Your objective: Search the material below for the string "this" and list each line that holds it.

Dataset content:
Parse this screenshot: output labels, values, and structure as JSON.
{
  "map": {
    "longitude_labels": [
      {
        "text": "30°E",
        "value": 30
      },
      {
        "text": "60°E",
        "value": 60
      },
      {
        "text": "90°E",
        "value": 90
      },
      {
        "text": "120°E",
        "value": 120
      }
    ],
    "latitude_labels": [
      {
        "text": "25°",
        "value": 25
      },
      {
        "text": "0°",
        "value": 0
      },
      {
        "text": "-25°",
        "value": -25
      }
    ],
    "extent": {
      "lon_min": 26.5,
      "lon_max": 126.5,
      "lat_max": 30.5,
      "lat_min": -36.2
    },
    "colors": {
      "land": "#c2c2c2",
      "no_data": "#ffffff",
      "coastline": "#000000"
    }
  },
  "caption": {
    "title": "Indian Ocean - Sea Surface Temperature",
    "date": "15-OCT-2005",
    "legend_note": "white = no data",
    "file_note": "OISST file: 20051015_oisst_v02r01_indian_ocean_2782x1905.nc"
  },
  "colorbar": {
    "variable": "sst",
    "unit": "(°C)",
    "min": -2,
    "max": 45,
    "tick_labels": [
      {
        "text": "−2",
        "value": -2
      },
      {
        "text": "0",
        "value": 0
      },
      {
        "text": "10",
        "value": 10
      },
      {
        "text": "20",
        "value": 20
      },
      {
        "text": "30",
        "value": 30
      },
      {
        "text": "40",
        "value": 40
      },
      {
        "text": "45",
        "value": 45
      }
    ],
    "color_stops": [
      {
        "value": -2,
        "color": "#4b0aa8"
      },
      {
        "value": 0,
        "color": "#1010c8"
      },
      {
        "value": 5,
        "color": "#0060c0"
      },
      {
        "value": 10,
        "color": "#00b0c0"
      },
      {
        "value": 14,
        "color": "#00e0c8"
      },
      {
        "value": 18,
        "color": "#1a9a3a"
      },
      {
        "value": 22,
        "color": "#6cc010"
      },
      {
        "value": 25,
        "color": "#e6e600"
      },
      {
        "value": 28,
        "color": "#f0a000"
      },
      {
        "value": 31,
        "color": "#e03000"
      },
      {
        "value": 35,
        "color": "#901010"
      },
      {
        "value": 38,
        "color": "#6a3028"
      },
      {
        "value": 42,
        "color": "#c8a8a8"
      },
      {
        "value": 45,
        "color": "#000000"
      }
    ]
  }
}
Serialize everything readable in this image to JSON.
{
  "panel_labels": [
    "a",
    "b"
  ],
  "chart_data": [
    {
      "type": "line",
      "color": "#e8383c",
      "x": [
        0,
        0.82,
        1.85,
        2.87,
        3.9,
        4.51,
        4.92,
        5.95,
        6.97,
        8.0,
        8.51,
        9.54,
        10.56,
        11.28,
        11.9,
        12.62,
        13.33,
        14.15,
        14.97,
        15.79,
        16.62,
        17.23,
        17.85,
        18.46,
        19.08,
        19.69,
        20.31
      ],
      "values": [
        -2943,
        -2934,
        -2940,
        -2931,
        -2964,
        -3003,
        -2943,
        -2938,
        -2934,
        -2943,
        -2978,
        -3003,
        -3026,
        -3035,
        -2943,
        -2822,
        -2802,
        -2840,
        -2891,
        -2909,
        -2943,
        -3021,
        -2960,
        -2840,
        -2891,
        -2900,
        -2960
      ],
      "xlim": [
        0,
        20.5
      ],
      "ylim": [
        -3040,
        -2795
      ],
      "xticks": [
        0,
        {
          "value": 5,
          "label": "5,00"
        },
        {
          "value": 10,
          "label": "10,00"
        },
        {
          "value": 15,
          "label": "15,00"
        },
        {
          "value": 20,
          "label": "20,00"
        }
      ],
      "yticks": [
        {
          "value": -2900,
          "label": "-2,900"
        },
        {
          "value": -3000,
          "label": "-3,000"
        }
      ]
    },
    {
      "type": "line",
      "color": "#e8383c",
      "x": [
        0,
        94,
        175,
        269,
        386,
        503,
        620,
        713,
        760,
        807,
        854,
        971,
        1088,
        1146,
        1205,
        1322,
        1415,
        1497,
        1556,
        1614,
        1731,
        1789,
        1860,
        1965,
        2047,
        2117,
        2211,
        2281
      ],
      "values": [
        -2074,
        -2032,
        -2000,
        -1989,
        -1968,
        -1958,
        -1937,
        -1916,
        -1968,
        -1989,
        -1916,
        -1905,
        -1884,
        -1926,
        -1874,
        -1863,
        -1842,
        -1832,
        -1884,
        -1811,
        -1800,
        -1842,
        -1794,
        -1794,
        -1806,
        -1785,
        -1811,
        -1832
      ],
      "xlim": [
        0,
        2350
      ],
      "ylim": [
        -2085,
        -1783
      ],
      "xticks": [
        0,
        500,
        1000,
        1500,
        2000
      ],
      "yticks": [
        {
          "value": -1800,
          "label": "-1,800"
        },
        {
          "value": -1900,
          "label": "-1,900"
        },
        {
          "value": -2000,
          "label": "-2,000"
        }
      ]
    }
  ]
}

Full output:
Parse this screenshot: output labels, values, and structure as JSON.
Serialize everything readable in this image to JSON.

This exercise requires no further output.